— START DATA LINES —

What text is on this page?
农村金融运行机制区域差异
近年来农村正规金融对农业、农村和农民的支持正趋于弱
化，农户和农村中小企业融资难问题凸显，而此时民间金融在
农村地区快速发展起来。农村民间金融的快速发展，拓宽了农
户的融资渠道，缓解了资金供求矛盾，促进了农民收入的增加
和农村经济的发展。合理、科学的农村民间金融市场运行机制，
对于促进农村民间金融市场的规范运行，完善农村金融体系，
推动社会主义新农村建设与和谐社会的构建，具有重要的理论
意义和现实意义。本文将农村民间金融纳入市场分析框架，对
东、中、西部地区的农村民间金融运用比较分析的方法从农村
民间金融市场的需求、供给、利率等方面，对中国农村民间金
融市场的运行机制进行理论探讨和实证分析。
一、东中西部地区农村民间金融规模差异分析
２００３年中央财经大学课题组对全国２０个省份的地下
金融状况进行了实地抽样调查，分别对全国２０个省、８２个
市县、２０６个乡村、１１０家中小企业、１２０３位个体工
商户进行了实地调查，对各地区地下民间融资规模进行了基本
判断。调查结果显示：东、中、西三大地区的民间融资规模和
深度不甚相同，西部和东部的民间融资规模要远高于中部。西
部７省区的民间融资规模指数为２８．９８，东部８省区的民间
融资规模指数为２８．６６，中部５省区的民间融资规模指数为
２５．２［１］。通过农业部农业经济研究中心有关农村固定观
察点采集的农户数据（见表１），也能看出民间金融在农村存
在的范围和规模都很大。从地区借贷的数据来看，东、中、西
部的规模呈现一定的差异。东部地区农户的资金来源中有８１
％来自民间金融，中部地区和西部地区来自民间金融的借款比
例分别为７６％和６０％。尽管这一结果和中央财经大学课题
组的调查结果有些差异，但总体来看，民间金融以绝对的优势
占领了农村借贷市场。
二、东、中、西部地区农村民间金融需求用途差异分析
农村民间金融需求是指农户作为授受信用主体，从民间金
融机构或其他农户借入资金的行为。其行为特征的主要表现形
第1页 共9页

— END DATA LINES —
— START DATA LINES —

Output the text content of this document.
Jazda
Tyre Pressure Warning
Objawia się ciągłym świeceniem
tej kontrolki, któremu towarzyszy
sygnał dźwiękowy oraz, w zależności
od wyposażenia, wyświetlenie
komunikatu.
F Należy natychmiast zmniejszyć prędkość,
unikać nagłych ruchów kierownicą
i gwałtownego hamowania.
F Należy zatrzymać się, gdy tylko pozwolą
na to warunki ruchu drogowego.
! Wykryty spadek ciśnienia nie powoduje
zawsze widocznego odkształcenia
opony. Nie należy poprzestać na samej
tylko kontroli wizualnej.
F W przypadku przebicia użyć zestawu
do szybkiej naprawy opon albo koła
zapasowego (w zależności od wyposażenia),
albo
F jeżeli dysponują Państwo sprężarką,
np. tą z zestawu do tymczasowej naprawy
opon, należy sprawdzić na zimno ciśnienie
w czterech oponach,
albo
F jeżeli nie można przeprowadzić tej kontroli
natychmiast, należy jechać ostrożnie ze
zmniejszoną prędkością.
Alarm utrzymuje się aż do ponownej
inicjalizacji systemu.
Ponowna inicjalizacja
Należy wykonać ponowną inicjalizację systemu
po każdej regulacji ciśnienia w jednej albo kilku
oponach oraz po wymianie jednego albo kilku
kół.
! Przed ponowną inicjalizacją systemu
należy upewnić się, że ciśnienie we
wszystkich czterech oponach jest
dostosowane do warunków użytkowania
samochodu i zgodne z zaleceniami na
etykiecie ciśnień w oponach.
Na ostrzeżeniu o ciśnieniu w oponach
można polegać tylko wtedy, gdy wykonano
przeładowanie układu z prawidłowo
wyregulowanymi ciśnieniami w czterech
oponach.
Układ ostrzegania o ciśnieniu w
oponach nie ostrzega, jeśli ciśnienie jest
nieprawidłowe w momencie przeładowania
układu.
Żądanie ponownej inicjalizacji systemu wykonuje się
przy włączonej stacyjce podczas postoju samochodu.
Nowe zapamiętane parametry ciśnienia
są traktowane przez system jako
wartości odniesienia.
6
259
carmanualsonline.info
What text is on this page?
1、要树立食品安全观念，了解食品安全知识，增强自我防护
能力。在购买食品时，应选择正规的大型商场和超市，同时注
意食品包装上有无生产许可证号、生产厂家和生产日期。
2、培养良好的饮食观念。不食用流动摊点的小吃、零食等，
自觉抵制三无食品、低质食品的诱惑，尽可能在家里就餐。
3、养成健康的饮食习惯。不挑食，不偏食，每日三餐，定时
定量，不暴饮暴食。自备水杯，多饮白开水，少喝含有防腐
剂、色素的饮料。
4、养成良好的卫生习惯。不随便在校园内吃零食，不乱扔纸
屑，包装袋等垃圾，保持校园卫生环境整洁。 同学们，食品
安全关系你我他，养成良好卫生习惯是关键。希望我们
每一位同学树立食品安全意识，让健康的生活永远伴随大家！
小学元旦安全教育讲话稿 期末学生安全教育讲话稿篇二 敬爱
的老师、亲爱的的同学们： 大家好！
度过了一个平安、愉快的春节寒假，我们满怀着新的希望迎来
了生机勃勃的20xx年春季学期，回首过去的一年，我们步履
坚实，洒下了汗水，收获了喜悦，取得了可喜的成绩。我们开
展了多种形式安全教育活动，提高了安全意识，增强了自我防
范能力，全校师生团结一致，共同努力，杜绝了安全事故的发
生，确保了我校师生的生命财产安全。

— END DATA LINES —
— START DATA LINES —

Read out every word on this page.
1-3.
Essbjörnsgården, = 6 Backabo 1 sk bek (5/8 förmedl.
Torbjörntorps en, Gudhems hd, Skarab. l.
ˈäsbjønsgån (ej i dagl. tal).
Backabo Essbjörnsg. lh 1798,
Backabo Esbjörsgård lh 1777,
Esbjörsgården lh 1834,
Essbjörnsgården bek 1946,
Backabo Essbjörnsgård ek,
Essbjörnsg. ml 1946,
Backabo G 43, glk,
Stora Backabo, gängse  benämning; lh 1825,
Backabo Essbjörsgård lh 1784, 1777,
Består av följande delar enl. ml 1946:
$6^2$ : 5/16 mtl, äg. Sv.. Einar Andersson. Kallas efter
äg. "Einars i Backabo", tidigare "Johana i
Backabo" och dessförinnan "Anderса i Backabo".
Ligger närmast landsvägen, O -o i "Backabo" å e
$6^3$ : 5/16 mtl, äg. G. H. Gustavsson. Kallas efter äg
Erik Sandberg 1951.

— END DATA LINES —

Gather all lines of the records that include the word "Essbjörnsgården".

Essbjörnsgården, = 6 Backabo 1 sk bek (5/8 förmedl.
Essbjörnsgården bek 1946,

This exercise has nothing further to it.